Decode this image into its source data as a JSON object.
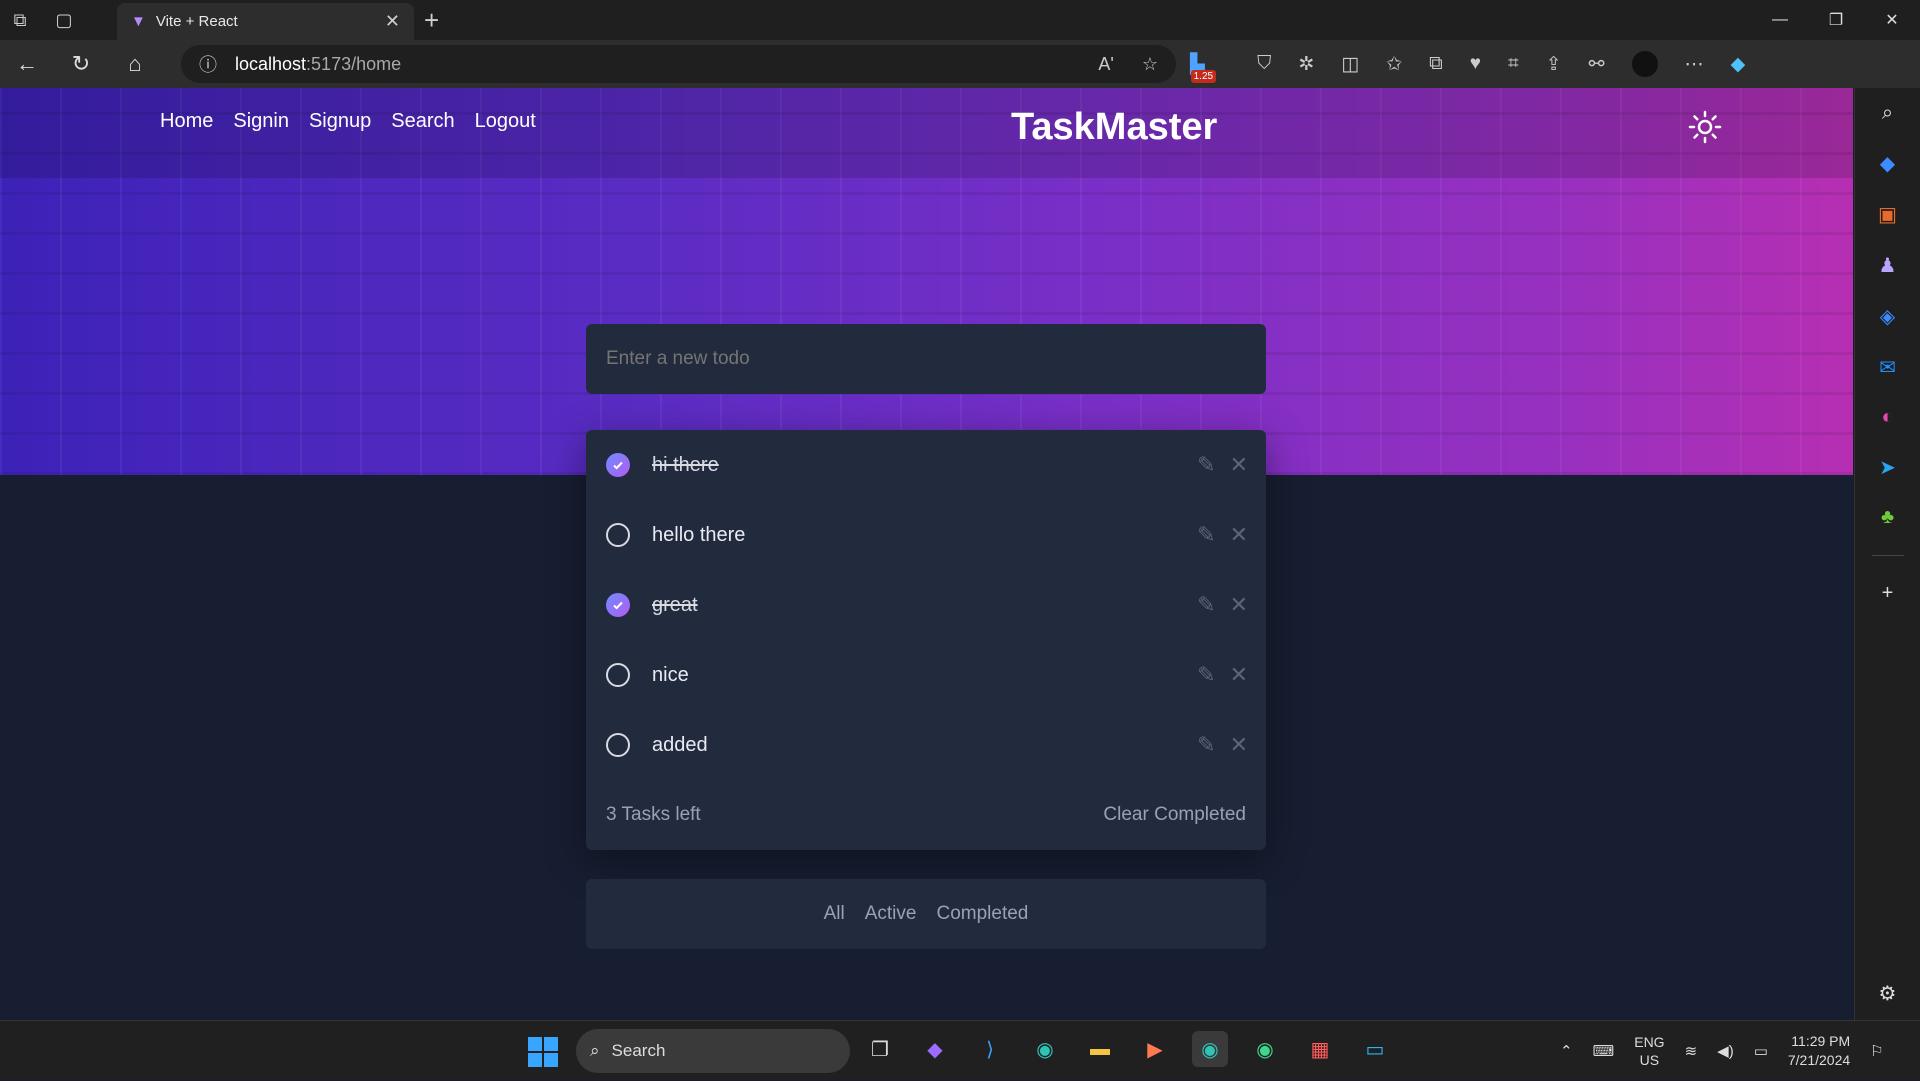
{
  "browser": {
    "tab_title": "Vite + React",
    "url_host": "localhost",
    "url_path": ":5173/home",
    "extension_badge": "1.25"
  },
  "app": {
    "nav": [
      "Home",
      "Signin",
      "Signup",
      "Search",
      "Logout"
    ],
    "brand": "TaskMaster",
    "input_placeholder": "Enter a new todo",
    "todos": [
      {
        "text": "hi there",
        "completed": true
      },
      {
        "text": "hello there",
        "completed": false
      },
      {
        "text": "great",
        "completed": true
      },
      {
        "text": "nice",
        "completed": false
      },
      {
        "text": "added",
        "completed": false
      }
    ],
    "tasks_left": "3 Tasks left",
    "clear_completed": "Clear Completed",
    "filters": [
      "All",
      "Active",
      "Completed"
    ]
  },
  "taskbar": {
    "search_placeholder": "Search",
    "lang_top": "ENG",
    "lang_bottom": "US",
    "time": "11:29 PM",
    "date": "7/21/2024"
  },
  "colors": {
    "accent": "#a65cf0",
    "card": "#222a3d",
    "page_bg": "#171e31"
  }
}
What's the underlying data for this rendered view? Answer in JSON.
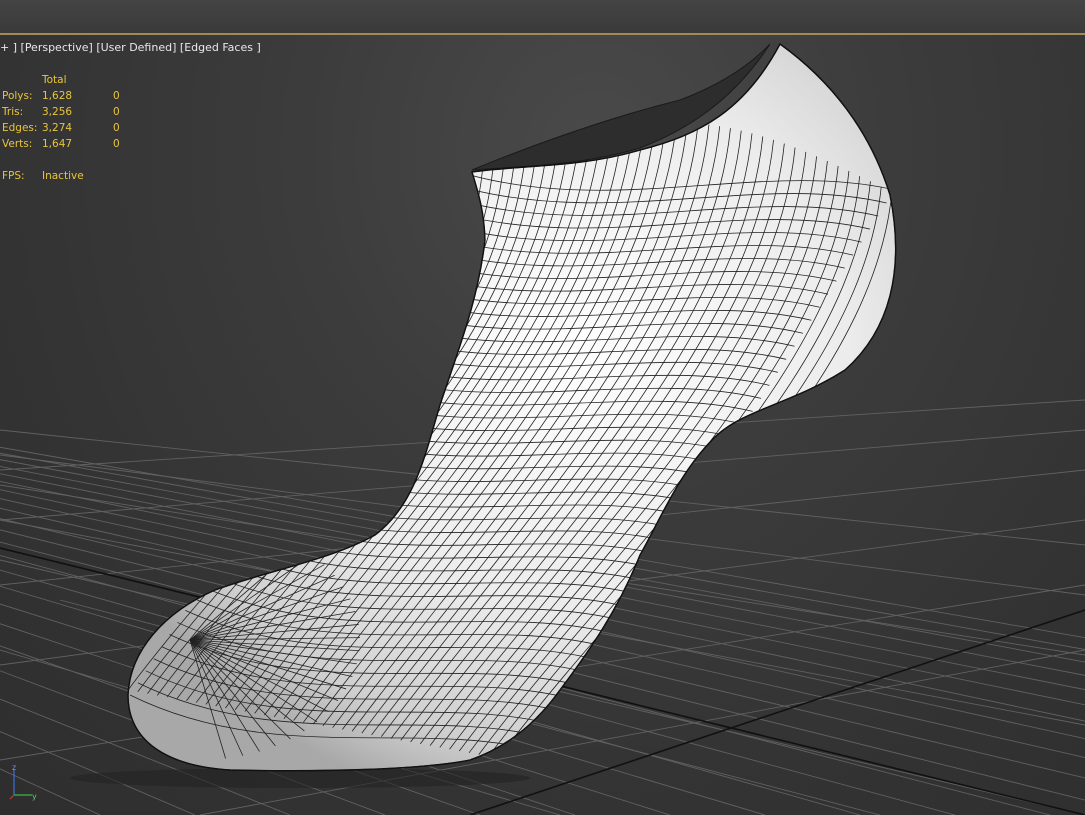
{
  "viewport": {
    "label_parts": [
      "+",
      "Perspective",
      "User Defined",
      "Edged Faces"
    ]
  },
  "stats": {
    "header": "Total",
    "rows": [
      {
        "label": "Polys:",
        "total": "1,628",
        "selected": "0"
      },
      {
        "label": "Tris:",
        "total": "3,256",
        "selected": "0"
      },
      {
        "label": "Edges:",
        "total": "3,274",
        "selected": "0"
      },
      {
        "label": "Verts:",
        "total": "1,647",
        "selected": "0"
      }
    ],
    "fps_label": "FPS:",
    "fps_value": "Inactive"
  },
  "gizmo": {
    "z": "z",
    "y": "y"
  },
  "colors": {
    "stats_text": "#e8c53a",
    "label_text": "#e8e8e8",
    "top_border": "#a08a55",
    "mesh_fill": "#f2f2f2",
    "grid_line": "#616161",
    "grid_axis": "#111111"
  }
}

○ ○ ○ ○

» The task
Repeat the listing verbatim. Skip the pictures.

» Result for this task
Decode this image into its source data as a JSON object.
{
  "browser": {
    "tab_title": "Vite + React",
    "url_host": "localhost",
    "url_path": ":5173/home",
    "extension_badge": "1.25"
  },
  "app": {
    "nav": [
      "Home",
      "Signin",
      "Signup",
      "Search",
      "Logout"
    ],
    "brand": "TaskMaster",
    "input_placeholder": "Enter a new todo",
    "todos": [
      {
        "text": "hi there",
        "completed": true
      },
      {
        "text": "hello there",
        "completed": false
      },
      {
        "text": "great",
        "completed": true
      },
      {
        "text": "nice",
        "completed": false
      },
      {
        "text": "added",
        "completed": false
      }
    ],
    "tasks_left": "3 Tasks left",
    "clear_completed": "Clear Completed",
    "filters": [
      "All",
      "Active",
      "Completed"
    ]
  },
  "taskbar": {
    "search_placeholder": "Search",
    "lang_top": "ENG",
    "lang_bottom": "US",
    "time": "11:29 PM",
    "date": "7/21/2024"
  },
  "colors": {
    "accent": "#a65cf0",
    "card": "#222a3d",
    "page_bg": "#171e31"
  }
}
What's the underlying data for this rendered view? Answer in JSON.
{
  "viewport": {
    "label_parts": [
      "+",
      "Perspective",
      "User Defined",
      "Edged Faces"
    ]
  },
  "stats": {
    "header": "Total",
    "rows": [
      {
        "label": "Polys:",
        "total": "1,628",
        "selected": "0"
      },
      {
        "label": "Tris:",
        "total": "3,256",
        "selected": "0"
      },
      {
        "label": "Edges:",
        "total": "3,274",
        "selected": "0"
      },
      {
        "label": "Verts:",
        "total": "1,647",
        "selected": "0"
      }
    ],
    "fps_label": "FPS:",
    "fps_value": "Inactive"
  },
  "gizmo": {
    "z": "z",
    "y": "y"
  },
  "colors": {
    "stats_text": "#e8c53a",
    "label_text": "#e8e8e8",
    "top_border": "#a08a55",
    "mesh_fill": "#f2f2f2",
    "grid_line": "#616161",
    "grid_axis": "#111111"
  }
}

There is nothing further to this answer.